**Problem details**
Images are excluded; otherwise, output every record exactly.

Stored data
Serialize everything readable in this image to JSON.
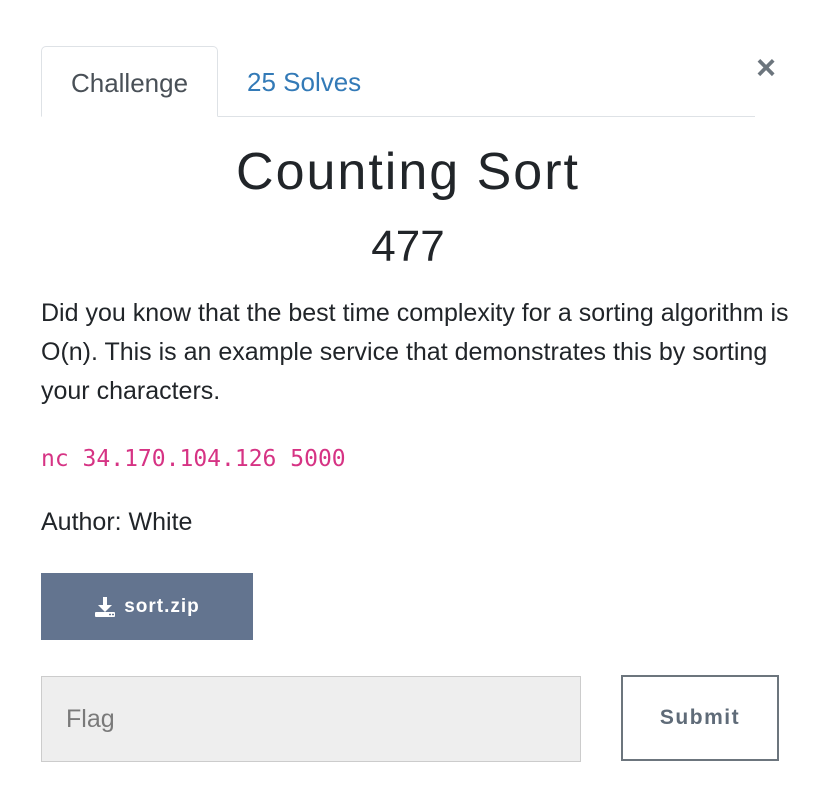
{
  "tabs": {
    "challenge_label": "Challenge",
    "solves_label": "25 Solves"
  },
  "close_symbol": "×",
  "challenge": {
    "name": "Counting Sort",
    "points": "477",
    "description": "Did you know that the best time complexity for a sorting algorithm is O(n). This is an example service that demonstrates this by sorting your characters.",
    "connection": "nc 34.170.104.126 5000",
    "author": "Author: White"
  },
  "files": {
    "download_label": "sort.zip",
    "icon": "download-icon"
  },
  "flag_form": {
    "placeholder": "Flag",
    "value": "",
    "submit_label": "Submit"
  },
  "colors": {
    "tab_link": "#337ab7",
    "command_text": "#d63384",
    "download_button_bg": "#63748f",
    "input_bg": "#eeeeee"
  }
}
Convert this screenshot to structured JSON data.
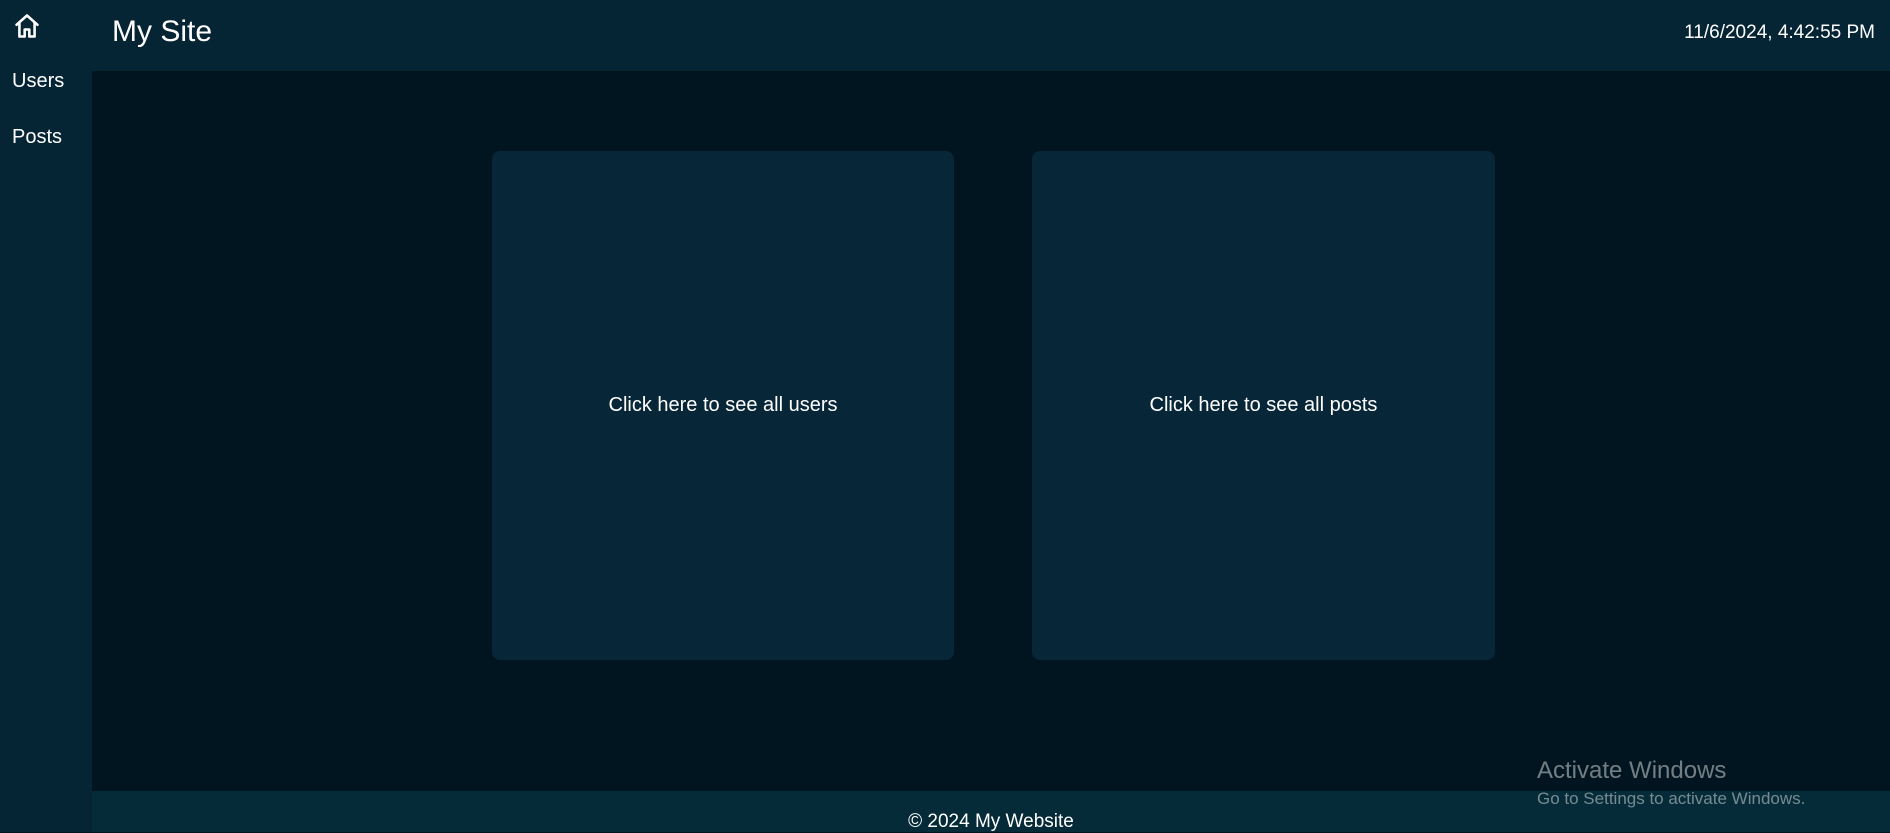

**Complete answer**
Serialize everything readable in this image to JSON.
{
  "tabs": {
    "challenge_label": "Challenge",
    "solves_label": "25 Solves"
  },
  "close_symbol": "×",
  "challenge": {
    "name": "Counting Sort",
    "points": "477",
    "description": "Did you know that the best time complexity for a sorting algorithm is O(n). This is an example service that demonstrates this by sorting your characters.",
    "connection": "nc 34.170.104.126 5000",
    "author": "Author: White"
  },
  "files": {
    "download_label": "sort.zip",
    "icon": "download-icon"
  },
  "flag_form": {
    "placeholder": "Flag",
    "value": "",
    "submit_label": "Submit"
  },
  "colors": {
    "tab_link": "#337ab7",
    "command_text": "#d63384",
    "download_button_bg": "#63748f",
    "input_bg": "#eeeeee"
  }
}
Convert this screenshot to structured JSON data.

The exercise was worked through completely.